Return all of the records exactly.

### [INPUT DATA]
* * * *
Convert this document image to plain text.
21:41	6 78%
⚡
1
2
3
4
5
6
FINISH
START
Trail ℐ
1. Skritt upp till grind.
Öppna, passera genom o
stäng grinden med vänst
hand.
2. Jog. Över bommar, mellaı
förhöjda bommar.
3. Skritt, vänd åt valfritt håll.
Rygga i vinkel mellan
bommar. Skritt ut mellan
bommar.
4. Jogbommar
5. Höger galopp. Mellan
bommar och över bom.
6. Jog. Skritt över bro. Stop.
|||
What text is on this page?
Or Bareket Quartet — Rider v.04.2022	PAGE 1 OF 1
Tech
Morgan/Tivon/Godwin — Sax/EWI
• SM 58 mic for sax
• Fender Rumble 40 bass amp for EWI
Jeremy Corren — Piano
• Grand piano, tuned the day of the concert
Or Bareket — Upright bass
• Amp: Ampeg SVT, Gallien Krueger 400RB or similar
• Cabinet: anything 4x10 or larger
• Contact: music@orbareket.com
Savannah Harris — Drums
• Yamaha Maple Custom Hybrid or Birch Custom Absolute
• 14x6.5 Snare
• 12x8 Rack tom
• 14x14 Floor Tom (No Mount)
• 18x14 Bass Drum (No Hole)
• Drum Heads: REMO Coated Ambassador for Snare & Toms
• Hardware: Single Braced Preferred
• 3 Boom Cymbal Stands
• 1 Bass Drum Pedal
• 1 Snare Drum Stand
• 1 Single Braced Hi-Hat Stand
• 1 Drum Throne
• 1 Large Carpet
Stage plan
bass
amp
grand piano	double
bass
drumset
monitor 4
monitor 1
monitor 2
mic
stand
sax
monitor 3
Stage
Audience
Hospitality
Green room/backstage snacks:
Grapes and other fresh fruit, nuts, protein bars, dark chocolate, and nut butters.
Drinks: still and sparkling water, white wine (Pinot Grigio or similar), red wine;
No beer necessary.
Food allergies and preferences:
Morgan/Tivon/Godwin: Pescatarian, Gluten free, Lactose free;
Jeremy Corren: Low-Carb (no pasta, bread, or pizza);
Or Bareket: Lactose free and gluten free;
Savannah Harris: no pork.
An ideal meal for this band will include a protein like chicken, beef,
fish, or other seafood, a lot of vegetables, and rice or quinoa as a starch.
* * * *
### [FINAL ANSWER]
Convert this document image to plain text.
21:41	6 78%
⚡
1
2
3
4
5
6
FINISH
START
Trail ℐ
1. Skritt upp till grind.
Öppna, passera genom o
stäng grinden med vänst
hand.
2. Jog. Över bommar, mellaı
förhöjda bommar.
3. Skritt, vänd åt valfritt håll.
Rygga i vinkel mellan
bommar. Skritt ut mellan
bommar.
4. Jogbommar
5. Höger galopp. Mellan
bommar och över bom.
6. Jog. Skritt över bro. Stop.
|||
What text is on this page?
Or Bareket Quartet — Rider v.04.2022	PAGE 1 OF 1
Tech
Morgan/Tivon/Godwin — Sax/EWI
• SM 58 mic for sax
• Fender Rumble 40 bass amp for EWI
Jeremy Corren — Piano
• Grand piano, tuned the day of the concert
Or Bareket — Upright bass
• Amp: Ampeg SVT, Gallien Krueger 400RB or similar
• Cabinet: anything 4x10 or larger
• Contact: music@orbareket.com
Savannah Harris — Drums
• Yamaha Maple Custom Hybrid or Birch Custom Absolute
• 14x6.5 Snare
• 12x8 Rack tom
• 14x14 Floor Tom (No Mount)
• 18x14 Bass Drum (No Hole)
• Drum Heads: REMO Coated Ambassador for Snare & Toms
• Hardware: Single Braced Preferred
• 3 Boom Cymbal Stands
• 1 Bass Drum Pedal
• 1 Snare Drum Stand
• 1 Single Braced Hi-Hat Stand
• 1 Drum Throne
• 1 Large Carpet
Stage plan
bass
amp
grand piano	double
bass
drumset
monitor 4
monitor 1
monitor 2
mic
stand
sax
monitor 3
Stage
Audience
Hospitality
Green room/backstage snacks:
Grapes and other fresh fruit, nuts, protein bars, dark chocolate, and nut butters.
Drinks: still and sparkling water, white wine (Pinot Grigio or similar), red wine;
No beer necessary.
Food allergies and preferences:
Morgan/Tivon/Godwin: Pescatarian, Gluten free, Lactose free;
Jeremy Corren: Low-Carb (no pasta, bread, or pizza);
Or Bareket: Lactose free and gluten free;
Savannah Harris: no pork.
An ideal meal for this band will include a protein like chicken, beef,
fish, or other seafood, a lot of vegetables, and rice or quinoa as a starch.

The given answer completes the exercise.